Copy every row below character for character, without changing anything.

Data to use —

___

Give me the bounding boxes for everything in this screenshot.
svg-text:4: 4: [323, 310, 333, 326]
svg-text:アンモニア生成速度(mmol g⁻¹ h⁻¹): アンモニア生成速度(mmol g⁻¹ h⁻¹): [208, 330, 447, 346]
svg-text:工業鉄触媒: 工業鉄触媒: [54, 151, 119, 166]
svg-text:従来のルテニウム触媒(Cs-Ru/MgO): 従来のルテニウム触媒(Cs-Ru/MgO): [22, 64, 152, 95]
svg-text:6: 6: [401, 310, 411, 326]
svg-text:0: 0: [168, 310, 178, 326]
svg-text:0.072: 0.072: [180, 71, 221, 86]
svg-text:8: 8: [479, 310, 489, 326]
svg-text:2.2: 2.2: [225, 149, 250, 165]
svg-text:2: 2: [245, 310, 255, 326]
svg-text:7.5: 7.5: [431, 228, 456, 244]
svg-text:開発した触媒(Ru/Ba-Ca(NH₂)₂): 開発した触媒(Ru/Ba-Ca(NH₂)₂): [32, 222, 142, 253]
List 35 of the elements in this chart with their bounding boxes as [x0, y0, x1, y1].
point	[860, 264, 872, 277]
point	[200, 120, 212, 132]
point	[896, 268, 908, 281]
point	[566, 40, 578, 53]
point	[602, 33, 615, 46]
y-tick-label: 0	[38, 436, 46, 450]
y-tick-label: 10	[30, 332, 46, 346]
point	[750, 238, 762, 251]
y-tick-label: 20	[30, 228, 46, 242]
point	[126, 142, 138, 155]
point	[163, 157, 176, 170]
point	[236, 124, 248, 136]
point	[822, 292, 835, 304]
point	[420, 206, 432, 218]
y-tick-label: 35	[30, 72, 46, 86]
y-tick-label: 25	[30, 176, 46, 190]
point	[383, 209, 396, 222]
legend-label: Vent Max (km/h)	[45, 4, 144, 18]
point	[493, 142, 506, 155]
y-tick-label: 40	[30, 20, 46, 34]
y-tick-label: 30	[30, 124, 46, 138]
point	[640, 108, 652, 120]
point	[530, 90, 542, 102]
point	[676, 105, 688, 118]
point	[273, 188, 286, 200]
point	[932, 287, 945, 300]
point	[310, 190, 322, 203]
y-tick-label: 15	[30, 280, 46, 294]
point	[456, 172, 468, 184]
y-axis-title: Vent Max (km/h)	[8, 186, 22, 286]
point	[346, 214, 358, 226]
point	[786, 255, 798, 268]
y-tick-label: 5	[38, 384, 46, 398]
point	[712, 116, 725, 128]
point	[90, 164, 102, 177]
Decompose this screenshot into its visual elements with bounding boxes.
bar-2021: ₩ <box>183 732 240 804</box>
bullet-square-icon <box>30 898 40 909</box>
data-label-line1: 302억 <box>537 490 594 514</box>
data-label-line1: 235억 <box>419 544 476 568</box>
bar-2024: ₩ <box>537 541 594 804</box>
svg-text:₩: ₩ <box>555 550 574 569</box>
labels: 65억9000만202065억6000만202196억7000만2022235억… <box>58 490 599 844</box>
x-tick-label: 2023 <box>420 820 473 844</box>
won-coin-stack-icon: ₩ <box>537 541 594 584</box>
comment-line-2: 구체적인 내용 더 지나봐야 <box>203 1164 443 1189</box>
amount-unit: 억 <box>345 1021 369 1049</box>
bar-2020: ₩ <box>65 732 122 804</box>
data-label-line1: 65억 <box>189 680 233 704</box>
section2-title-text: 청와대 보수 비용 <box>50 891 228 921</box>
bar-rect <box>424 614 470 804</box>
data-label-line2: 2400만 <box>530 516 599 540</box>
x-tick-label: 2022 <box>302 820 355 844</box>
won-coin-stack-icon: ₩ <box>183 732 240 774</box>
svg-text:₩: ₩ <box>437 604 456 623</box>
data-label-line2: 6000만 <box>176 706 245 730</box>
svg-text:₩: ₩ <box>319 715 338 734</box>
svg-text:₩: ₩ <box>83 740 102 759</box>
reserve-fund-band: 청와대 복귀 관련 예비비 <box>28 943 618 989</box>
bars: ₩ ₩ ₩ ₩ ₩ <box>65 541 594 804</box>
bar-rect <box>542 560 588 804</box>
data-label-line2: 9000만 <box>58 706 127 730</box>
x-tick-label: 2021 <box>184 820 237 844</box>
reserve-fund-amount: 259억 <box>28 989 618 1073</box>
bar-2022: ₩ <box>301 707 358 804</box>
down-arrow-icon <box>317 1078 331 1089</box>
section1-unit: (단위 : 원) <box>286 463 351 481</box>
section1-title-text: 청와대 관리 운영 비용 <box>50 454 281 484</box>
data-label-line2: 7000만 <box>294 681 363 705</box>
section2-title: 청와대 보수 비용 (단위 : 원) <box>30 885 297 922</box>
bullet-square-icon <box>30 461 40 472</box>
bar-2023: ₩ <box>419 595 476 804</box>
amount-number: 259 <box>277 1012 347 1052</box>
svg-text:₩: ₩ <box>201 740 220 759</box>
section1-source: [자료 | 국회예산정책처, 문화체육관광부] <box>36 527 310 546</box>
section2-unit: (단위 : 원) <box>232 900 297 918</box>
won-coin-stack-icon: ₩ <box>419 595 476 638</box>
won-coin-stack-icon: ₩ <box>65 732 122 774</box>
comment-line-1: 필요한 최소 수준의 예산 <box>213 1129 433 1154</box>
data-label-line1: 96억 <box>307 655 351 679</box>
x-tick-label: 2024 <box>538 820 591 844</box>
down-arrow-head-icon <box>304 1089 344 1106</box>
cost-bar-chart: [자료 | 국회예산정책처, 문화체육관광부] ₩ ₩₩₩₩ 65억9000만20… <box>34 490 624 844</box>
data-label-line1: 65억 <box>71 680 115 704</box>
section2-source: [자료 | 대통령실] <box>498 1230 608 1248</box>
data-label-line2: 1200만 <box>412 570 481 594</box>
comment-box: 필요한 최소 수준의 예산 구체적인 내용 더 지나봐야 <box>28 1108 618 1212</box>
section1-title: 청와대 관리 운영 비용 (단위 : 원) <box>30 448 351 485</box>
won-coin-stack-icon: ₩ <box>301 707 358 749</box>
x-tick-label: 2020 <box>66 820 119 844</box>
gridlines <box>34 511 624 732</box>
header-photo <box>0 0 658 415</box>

___

Finished exercise —
Give me the bounding boxes for everything in this screenshot.
svg-text:4: 4: [323, 310, 333, 326]
svg-text:アンモニア生成速度(mmol g⁻¹ h⁻¹): アンモニア生成速度(mmol g⁻¹ h⁻¹): [208, 330, 447, 346]
svg-text:工業鉄触媒: 工業鉄触媒: [54, 151, 119, 166]
svg-text:従来のルテニウム触媒(Cs-Ru/MgO): 従来のルテニウム触媒(Cs-Ru/MgO): [22, 64, 152, 95]
svg-text:6: 6: [401, 310, 411, 326]
svg-text:0: 0: [168, 310, 178, 326]
svg-text:0.072: 0.072: [180, 71, 221, 86]
svg-text:8: 8: [479, 310, 489, 326]
svg-text:2.2: 2.2: [225, 149, 250, 165]
svg-text:2: 2: [245, 310, 255, 326]
svg-text:7.5: 7.5: [431, 228, 456, 244]
svg-text:開発した触媒(Ru/Ba-Ca(NH₂)₂): 開発した触媒(Ru/Ba-Ca(NH₂)₂): [32, 222, 142, 253]
List 35 of the elements in this chart with their bounding boxes as [x0, y0, x1, y1].
point	[860, 264, 872, 277]
point	[200, 120, 212, 132]
point	[896, 268, 908, 281]
point	[566, 40, 578, 53]
point	[602, 33, 615, 46]
y-tick-label: 0	[38, 436, 46, 450]
y-tick-label: 10	[30, 332, 46, 346]
point	[750, 238, 762, 251]
y-tick-label: 20	[30, 228, 46, 242]
point	[126, 142, 138, 155]
point	[163, 157, 176, 170]
point	[236, 124, 248, 136]
point	[822, 292, 835, 304]
point	[420, 206, 432, 218]
y-tick-label: 35	[30, 72, 46, 86]
y-tick-label: 25	[30, 176, 46, 190]
point	[383, 209, 396, 222]
legend-label: Vent Max (km/h)	[45, 4, 144, 18]
point	[493, 142, 506, 155]
y-tick-label: 40	[30, 20, 46, 34]
y-tick-label: 30	[30, 124, 46, 138]
point	[640, 108, 652, 120]
point	[530, 90, 542, 102]
point	[676, 105, 688, 118]
point	[273, 188, 286, 200]
point	[932, 287, 945, 300]
point	[310, 190, 322, 203]
y-tick-label: 15	[30, 280, 46, 294]
point	[456, 172, 468, 184]
y-axis-title: Vent Max (km/h)	[8, 186, 22, 286]
point	[346, 214, 358, 226]
point	[786, 255, 798, 268]
y-tick-label: 5	[38, 384, 46, 398]
point	[712, 116, 725, 128]
point	[90, 164, 102, 177]
Decompose this screenshot into its visual elements with bounding boxes.
bar-2021: ₩ <box>183 732 240 804</box>
bullet-square-icon <box>30 898 40 909</box>
data-label-line1: 302억 <box>537 490 594 514</box>
data-label-line1: 235억 <box>419 544 476 568</box>
bar-2024: ₩ <box>537 541 594 804</box>
svg-text:₩: ₩ <box>555 550 574 569</box>
labels: 65억9000만202065억6000만202196억7000만2022235억… <box>58 490 599 844</box>
x-tick-label: 2023 <box>420 820 473 844</box>
won-coin-stack-icon: ₩ <box>537 541 594 584</box>
comment-line-2: 구체적인 내용 더 지나봐야 <box>203 1164 443 1189</box>
amount-unit: 억 <box>345 1021 369 1049</box>
bar-2020: ₩ <box>65 732 122 804</box>
data-label-line1: 65억 <box>189 680 233 704</box>
section2-title-text: 청와대 보수 비용 <box>50 891 228 921</box>
bar-rect <box>424 614 470 804</box>
data-label-line2: 2400만 <box>530 516 599 540</box>
x-tick-label: 2022 <box>302 820 355 844</box>
won-coin-stack-icon: ₩ <box>183 732 240 774</box>
svg-text:₩: ₩ <box>437 604 456 623</box>
data-label-line2: 6000만 <box>176 706 245 730</box>
svg-text:₩: ₩ <box>319 715 338 734</box>
svg-text:₩: ₩ <box>83 740 102 759</box>
reserve-fund-band: 청와대 복귀 관련 예비비 <box>28 943 618 989</box>
bars: ₩ ₩ ₩ ₩ ₩ <box>65 541 594 804</box>
bar-rect <box>542 560 588 804</box>
data-label-line2: 9000만 <box>58 706 127 730</box>
x-tick-label: 2021 <box>184 820 237 844</box>
reserve-fund-amount: 259억 <box>28 989 618 1073</box>
bar-2022: ₩ <box>301 707 358 804</box>
down-arrow-icon <box>317 1078 331 1089</box>
section1-unit: (단위 : 원) <box>286 463 351 481</box>
section1-title-text: 청와대 관리 운영 비용 <box>50 454 281 484</box>
data-label-line2: 7000만 <box>294 681 363 705</box>
section2-title: 청와대 보수 비용 (단위 : 원) <box>30 885 297 922</box>
bullet-square-icon <box>30 461 40 472</box>
bar-2023: ₩ <box>419 595 476 804</box>
amount-number: 259 <box>277 1012 347 1052</box>
svg-text:₩: ₩ <box>201 740 220 759</box>
section1-source: [자료 | 국회예산정책처, 문화체육관광부] <box>36 527 310 546</box>
section2-unit: (단위 : 원) <box>232 900 297 918</box>
won-coin-stack-icon: ₩ <box>419 595 476 638</box>
won-coin-stack-icon: ₩ <box>65 732 122 774</box>
comment-line-1: 필요한 최소 수준의 예산 <box>213 1129 433 1154</box>
data-label-line1: 96억 <box>307 655 351 679</box>
x-tick-label: 2024 <box>538 820 591 844</box>
down-arrow-head-icon <box>304 1089 344 1106</box>
cost-bar-chart: [자료 | 국회예산정책처, 문화체육관광부] ₩ ₩₩₩₩ 65억9000만20… <box>34 490 624 844</box>
data-label-line1: 65억 <box>71 680 115 704</box>
section2-source: [자료 | 대통령실] <box>498 1230 608 1248</box>
data-label-line2: 1200만 <box>412 570 481 594</box>
comment-box: 필요한 최소 수준의 예산 구체적인 내용 더 지나봐야 <box>28 1108 618 1212</box>
section1-title: 청와대 관리 운영 비용 (단위 : 원) <box>30 448 351 485</box>
won-coin-stack-icon: ₩ <box>301 707 358 749</box>
x-tick-label: 2020 <box>66 820 119 844</box>
gridlines <box>34 511 624 732</box>
header-photo <box>0 0 658 415</box>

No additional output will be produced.